-- Start Dataset records --

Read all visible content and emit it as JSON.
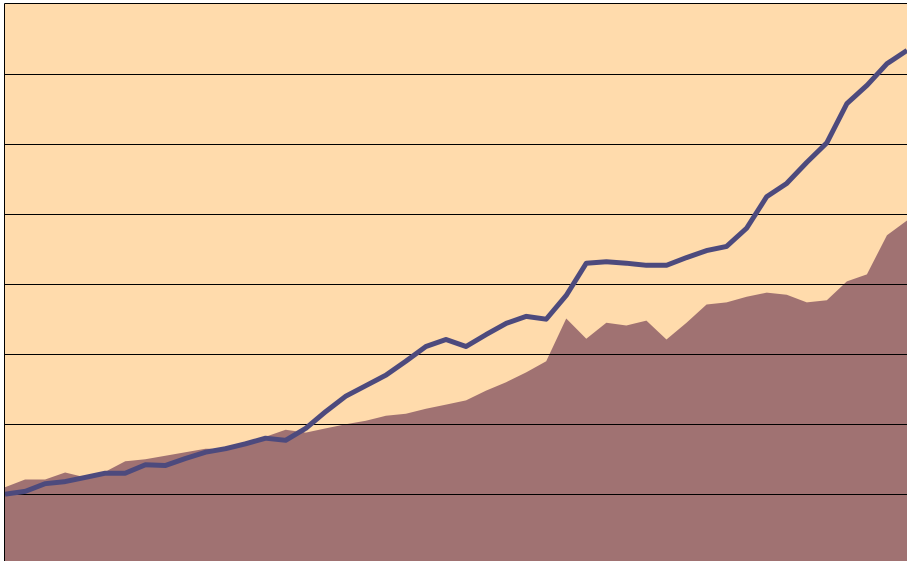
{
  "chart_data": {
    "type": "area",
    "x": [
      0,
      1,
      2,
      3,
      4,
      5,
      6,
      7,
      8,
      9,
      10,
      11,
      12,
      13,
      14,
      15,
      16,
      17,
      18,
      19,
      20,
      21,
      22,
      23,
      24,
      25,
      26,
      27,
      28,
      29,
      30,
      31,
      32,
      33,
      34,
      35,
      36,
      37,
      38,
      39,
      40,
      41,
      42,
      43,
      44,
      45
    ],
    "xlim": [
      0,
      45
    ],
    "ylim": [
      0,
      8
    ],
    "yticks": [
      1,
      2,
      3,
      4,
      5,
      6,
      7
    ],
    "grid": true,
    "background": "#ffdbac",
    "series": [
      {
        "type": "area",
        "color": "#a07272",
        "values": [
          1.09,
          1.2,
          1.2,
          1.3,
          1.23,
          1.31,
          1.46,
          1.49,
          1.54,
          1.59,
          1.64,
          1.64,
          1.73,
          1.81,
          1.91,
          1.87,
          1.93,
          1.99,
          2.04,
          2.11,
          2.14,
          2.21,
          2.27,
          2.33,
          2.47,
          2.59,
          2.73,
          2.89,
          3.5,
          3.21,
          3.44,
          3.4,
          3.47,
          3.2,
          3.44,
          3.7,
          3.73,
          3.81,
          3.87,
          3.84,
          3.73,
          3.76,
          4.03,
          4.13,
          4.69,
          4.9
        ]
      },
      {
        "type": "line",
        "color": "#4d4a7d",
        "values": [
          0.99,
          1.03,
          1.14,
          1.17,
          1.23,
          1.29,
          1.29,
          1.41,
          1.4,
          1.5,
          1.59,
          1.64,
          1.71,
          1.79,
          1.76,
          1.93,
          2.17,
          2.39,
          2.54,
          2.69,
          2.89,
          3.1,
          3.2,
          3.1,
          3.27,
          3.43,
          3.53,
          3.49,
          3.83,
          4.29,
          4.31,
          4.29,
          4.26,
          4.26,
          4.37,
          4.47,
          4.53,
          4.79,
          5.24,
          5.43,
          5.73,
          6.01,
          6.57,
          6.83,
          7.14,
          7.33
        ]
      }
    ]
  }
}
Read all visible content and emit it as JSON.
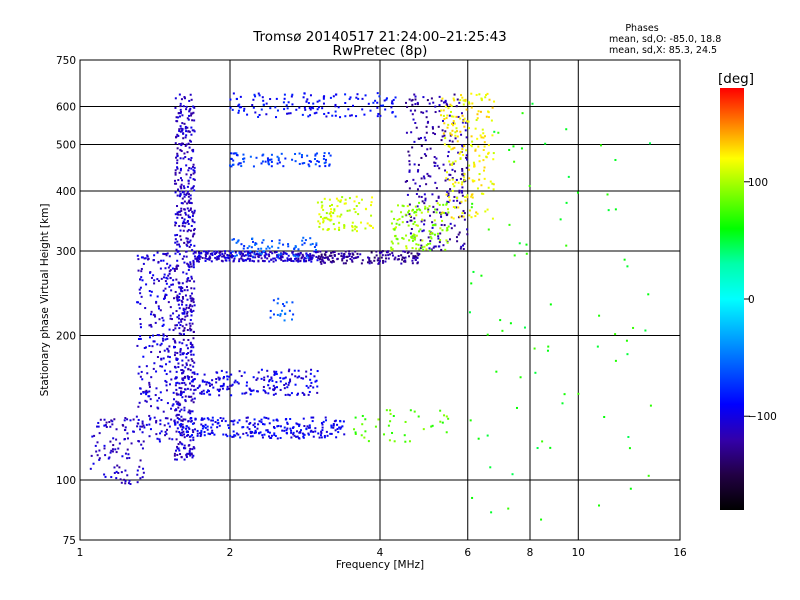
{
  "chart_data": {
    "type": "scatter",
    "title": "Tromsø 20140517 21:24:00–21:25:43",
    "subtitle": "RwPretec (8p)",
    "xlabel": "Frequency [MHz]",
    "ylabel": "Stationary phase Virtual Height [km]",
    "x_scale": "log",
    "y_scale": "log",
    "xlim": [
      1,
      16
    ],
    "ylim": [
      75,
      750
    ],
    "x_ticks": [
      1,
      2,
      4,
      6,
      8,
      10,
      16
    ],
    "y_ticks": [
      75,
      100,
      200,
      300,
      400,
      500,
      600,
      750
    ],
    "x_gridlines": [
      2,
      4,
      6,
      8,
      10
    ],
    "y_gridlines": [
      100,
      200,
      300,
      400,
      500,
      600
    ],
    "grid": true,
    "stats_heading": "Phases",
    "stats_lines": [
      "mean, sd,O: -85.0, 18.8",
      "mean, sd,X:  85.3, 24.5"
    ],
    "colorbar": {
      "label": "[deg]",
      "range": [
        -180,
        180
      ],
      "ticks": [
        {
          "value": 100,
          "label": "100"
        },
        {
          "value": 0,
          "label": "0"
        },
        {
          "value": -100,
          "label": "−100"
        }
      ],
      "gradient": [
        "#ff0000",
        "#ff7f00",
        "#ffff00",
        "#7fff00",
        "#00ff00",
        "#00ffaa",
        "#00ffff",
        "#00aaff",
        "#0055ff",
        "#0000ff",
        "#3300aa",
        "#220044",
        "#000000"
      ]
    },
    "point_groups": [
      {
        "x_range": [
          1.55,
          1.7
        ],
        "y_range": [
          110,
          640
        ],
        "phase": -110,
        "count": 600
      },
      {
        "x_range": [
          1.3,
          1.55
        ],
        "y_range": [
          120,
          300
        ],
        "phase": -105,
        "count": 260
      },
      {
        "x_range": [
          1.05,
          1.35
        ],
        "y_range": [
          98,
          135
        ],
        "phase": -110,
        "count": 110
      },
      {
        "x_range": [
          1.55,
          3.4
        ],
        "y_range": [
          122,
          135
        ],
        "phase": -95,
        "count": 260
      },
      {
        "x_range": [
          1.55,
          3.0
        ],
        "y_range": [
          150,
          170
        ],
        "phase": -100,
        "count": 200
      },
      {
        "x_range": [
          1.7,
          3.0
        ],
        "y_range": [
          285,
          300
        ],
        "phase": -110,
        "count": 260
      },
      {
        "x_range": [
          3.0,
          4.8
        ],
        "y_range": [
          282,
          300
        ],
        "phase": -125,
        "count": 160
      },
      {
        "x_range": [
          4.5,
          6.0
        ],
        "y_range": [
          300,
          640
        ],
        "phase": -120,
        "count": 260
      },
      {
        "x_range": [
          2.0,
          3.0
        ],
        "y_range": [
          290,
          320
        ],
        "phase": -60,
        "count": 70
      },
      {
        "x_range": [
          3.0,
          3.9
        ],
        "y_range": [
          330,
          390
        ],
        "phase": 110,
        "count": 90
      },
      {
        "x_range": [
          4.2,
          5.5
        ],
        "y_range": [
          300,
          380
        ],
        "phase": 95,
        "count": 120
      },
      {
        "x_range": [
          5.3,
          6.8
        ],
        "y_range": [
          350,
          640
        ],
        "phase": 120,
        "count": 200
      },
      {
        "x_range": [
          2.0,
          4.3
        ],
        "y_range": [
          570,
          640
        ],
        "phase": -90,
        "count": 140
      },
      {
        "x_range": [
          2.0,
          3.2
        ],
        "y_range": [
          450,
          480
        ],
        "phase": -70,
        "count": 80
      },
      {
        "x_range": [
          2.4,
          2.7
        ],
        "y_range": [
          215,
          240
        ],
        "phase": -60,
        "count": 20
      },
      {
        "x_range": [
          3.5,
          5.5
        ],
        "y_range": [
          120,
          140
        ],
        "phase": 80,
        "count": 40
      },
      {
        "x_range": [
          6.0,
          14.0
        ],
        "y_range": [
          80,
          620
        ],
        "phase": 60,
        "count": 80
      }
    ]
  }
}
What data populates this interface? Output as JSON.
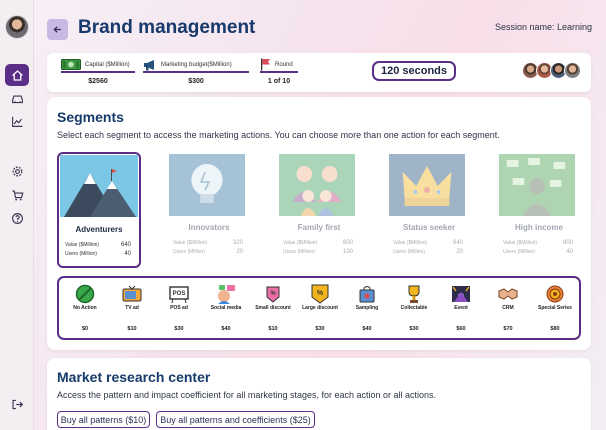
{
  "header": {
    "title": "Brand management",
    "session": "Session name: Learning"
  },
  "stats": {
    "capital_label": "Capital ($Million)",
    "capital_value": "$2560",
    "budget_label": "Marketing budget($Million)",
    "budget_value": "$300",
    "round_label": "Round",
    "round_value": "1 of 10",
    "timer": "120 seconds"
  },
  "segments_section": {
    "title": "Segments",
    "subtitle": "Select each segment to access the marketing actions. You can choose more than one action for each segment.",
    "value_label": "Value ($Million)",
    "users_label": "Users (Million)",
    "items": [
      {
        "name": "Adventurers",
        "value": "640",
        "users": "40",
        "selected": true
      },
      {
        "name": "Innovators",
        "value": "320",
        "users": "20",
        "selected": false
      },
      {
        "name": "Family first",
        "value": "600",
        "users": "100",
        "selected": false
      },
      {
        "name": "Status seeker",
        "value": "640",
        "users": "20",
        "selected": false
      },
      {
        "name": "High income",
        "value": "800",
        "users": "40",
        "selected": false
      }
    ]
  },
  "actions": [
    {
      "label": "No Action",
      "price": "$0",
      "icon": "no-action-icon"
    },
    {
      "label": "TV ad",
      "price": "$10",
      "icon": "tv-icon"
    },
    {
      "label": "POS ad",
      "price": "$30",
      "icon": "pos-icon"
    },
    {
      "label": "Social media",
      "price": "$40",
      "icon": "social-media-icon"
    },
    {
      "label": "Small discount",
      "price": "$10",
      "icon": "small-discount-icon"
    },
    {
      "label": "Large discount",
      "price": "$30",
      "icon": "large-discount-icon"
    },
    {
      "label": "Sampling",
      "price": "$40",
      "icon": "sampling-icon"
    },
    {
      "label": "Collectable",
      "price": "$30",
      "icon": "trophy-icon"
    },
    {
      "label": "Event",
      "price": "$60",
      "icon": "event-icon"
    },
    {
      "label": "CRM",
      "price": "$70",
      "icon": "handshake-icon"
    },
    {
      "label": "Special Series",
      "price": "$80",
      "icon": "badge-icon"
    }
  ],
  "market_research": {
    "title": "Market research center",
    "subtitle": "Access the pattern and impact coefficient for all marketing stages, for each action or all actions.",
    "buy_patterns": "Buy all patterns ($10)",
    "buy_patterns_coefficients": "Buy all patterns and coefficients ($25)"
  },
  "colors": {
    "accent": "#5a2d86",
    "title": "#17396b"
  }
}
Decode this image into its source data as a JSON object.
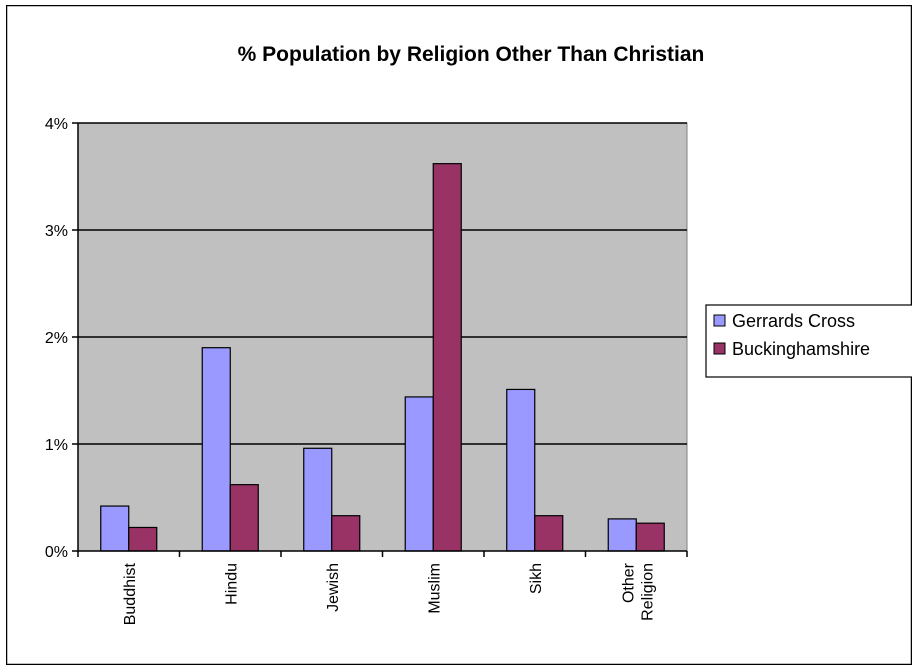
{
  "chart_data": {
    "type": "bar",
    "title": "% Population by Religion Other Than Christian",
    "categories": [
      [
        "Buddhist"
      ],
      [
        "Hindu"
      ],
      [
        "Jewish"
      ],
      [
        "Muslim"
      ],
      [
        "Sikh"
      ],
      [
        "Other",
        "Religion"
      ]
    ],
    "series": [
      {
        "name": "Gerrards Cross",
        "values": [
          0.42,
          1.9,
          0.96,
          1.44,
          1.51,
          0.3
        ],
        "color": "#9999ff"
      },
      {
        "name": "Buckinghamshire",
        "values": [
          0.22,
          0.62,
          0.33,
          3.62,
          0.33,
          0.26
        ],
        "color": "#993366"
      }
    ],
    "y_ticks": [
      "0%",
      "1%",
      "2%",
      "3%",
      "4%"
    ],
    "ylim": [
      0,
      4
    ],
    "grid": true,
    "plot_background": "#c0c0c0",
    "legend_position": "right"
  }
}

-- End Dataset records --

Task requirements: Your task is to list each line of the records with the word "JSON".

Finished answer:
Read all visible content and emit it as JSON.
Read all visible content and emit it as JSON.
What data populates this interface? Output as JSON.
Decode this image into its source data as a JSON object.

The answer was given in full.